# Given entries start

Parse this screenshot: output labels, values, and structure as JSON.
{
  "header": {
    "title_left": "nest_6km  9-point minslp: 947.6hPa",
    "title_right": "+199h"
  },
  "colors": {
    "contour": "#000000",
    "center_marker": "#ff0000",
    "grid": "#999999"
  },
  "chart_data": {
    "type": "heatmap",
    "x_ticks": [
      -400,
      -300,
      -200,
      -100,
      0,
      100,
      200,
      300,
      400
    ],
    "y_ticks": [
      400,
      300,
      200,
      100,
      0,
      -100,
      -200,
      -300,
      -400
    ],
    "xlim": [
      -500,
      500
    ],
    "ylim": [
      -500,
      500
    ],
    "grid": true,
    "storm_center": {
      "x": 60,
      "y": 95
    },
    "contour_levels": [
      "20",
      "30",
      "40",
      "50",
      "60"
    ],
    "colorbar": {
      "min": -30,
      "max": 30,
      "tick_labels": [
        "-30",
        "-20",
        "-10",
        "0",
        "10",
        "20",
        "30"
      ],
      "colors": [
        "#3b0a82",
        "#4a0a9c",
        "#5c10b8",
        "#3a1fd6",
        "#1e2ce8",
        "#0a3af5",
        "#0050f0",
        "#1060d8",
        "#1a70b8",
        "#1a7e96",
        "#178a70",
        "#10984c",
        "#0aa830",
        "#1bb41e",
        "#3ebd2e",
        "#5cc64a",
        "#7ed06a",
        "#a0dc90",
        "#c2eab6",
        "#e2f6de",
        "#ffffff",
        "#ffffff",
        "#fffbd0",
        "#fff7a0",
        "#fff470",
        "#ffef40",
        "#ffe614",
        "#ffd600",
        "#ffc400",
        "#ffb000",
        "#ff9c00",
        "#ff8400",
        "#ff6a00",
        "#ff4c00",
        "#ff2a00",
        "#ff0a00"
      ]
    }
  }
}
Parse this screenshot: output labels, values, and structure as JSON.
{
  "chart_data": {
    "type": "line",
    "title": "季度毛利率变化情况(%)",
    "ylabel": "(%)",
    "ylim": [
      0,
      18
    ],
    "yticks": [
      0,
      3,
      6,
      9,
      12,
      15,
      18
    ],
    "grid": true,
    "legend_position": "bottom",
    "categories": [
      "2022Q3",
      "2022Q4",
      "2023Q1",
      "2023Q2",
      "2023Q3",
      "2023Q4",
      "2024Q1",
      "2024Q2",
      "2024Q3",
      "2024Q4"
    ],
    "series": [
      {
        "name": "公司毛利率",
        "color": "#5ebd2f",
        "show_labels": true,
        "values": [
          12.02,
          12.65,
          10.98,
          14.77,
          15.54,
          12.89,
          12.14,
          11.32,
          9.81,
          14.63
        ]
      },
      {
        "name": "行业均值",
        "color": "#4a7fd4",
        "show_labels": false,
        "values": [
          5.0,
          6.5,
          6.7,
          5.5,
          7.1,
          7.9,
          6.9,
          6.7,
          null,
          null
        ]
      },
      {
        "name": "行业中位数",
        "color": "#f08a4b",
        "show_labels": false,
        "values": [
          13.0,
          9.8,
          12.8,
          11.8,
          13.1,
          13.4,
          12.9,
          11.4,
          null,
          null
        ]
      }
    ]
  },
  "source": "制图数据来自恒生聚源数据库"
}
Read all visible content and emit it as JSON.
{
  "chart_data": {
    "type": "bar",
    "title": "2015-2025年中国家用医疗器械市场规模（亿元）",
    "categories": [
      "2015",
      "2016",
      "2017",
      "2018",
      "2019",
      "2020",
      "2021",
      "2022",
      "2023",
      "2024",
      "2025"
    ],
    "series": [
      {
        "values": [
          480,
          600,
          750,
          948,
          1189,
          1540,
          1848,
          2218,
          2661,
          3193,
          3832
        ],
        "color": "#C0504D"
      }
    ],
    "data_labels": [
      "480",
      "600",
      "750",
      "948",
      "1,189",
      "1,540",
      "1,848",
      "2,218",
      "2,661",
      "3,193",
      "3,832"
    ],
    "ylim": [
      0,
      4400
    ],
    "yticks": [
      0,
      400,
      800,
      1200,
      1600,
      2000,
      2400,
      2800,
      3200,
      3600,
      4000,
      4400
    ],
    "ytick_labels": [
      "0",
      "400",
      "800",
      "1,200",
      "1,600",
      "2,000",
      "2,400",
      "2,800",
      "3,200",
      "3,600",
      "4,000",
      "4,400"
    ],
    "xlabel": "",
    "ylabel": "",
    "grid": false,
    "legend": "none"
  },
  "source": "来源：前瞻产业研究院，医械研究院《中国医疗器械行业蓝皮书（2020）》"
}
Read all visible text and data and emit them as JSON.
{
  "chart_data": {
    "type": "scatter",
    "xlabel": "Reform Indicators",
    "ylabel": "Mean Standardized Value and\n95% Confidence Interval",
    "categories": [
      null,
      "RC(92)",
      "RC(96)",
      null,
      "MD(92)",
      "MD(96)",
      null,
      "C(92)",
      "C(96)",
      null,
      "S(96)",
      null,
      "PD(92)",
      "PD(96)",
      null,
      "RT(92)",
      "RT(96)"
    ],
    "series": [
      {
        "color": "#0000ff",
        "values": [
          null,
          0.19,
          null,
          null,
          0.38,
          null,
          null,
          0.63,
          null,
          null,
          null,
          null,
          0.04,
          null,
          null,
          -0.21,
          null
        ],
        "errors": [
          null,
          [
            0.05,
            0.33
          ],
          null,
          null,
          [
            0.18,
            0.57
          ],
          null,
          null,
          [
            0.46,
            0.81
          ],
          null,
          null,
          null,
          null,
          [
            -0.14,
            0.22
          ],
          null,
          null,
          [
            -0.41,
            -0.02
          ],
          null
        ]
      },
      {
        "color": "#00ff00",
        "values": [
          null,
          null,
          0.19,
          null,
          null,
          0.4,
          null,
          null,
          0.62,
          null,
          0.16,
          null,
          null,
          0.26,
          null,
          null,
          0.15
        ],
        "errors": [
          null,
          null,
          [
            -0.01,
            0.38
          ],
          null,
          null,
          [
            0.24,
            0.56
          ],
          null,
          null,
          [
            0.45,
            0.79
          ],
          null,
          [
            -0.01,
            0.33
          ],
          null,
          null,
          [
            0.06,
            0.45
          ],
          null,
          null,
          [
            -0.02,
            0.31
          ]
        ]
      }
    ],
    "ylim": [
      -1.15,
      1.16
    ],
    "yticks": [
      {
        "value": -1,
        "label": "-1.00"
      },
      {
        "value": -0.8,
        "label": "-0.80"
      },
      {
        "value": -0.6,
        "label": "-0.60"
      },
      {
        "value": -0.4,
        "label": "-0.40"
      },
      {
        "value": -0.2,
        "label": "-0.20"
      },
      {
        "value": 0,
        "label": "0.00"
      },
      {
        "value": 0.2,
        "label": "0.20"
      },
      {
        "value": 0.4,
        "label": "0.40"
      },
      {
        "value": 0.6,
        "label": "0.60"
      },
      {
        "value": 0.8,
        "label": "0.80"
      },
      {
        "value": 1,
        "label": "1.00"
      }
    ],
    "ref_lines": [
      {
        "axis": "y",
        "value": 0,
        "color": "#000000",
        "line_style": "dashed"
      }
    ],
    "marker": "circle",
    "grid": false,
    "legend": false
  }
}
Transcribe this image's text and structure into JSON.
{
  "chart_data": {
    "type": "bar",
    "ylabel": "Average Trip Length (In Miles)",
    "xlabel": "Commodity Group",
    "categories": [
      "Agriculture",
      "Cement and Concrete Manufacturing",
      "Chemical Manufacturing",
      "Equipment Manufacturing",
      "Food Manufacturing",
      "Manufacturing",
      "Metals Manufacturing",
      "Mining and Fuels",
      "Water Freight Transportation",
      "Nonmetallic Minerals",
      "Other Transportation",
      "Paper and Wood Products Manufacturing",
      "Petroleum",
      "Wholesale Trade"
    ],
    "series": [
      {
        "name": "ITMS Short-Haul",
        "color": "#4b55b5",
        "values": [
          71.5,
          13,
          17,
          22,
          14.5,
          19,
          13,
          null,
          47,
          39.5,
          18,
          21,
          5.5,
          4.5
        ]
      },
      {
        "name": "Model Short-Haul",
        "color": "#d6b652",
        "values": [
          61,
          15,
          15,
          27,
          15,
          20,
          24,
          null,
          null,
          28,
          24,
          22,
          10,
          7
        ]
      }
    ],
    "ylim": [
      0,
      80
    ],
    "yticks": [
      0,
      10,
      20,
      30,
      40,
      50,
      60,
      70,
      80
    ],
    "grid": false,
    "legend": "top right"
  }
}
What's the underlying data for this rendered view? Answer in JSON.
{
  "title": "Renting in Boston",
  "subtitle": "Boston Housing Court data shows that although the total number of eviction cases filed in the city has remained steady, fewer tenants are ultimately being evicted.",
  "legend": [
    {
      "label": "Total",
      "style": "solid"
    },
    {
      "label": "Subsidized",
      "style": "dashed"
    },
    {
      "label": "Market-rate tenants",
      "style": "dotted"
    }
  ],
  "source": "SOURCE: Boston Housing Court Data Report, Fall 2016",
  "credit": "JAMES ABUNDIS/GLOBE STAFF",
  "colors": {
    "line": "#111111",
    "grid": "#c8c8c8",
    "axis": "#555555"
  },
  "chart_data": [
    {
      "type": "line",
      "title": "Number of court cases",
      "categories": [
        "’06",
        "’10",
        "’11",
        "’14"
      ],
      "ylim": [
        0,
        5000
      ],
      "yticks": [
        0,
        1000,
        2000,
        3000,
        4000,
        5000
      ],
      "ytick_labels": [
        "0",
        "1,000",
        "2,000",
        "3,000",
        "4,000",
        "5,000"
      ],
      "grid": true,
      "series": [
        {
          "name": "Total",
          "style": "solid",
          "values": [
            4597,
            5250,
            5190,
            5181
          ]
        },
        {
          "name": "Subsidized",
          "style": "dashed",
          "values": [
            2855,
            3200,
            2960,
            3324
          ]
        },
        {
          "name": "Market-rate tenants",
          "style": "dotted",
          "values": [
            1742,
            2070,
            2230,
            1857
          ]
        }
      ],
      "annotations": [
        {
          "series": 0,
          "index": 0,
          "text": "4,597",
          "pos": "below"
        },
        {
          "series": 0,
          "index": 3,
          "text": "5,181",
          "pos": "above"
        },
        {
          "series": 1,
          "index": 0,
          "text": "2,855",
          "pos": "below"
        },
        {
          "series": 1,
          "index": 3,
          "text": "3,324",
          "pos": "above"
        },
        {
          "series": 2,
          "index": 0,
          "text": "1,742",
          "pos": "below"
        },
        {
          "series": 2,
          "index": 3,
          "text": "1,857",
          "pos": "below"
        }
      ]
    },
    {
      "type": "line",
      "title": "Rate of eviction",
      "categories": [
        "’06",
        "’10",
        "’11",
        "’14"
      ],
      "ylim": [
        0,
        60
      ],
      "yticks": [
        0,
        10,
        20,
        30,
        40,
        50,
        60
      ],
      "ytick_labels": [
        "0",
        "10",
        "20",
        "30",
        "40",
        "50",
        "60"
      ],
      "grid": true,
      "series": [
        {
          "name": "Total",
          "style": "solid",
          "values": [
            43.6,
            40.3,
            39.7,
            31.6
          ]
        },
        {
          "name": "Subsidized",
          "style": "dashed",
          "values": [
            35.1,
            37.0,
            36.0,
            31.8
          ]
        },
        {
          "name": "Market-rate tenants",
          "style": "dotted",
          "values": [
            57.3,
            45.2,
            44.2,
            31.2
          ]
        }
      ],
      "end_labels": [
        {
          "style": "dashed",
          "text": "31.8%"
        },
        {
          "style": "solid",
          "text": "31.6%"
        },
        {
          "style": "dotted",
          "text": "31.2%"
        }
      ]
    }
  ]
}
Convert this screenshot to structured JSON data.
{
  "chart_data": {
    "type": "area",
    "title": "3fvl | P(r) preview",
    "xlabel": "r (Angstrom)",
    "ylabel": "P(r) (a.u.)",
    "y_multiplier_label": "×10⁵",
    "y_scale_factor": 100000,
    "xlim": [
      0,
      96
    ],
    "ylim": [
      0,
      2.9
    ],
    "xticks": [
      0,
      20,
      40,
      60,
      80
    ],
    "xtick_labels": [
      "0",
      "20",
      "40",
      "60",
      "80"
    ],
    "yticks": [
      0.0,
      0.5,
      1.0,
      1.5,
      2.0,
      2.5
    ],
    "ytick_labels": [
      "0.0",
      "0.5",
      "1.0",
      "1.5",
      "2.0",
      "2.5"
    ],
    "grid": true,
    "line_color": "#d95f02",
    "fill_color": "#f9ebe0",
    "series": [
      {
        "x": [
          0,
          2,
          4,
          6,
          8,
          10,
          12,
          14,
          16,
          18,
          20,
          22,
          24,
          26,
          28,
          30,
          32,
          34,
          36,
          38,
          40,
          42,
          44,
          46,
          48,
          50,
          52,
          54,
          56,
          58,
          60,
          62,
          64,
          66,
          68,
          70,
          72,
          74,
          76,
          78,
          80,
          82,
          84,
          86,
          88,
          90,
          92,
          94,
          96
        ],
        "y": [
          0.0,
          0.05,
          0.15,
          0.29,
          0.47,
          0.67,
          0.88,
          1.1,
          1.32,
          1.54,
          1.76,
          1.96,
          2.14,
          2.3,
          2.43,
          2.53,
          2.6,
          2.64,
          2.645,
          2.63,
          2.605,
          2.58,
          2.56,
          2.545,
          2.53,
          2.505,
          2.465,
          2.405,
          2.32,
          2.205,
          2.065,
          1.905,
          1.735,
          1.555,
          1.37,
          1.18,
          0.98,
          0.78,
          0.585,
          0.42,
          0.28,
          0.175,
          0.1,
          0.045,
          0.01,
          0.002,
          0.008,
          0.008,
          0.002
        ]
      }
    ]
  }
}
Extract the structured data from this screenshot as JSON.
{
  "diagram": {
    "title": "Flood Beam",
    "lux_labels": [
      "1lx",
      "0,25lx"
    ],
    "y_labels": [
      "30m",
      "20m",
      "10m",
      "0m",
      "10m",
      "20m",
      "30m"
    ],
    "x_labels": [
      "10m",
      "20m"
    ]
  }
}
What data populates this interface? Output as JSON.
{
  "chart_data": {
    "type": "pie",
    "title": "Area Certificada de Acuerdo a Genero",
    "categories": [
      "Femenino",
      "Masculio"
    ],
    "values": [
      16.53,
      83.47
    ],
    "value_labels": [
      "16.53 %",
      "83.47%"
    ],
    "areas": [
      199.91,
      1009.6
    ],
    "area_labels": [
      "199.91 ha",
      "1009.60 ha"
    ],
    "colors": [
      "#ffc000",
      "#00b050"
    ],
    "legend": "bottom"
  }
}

# Given entries end

(Work instructions):
In the entries above, count each line holding "Housing" and report the total and nothing more.

(Answer for the task):
2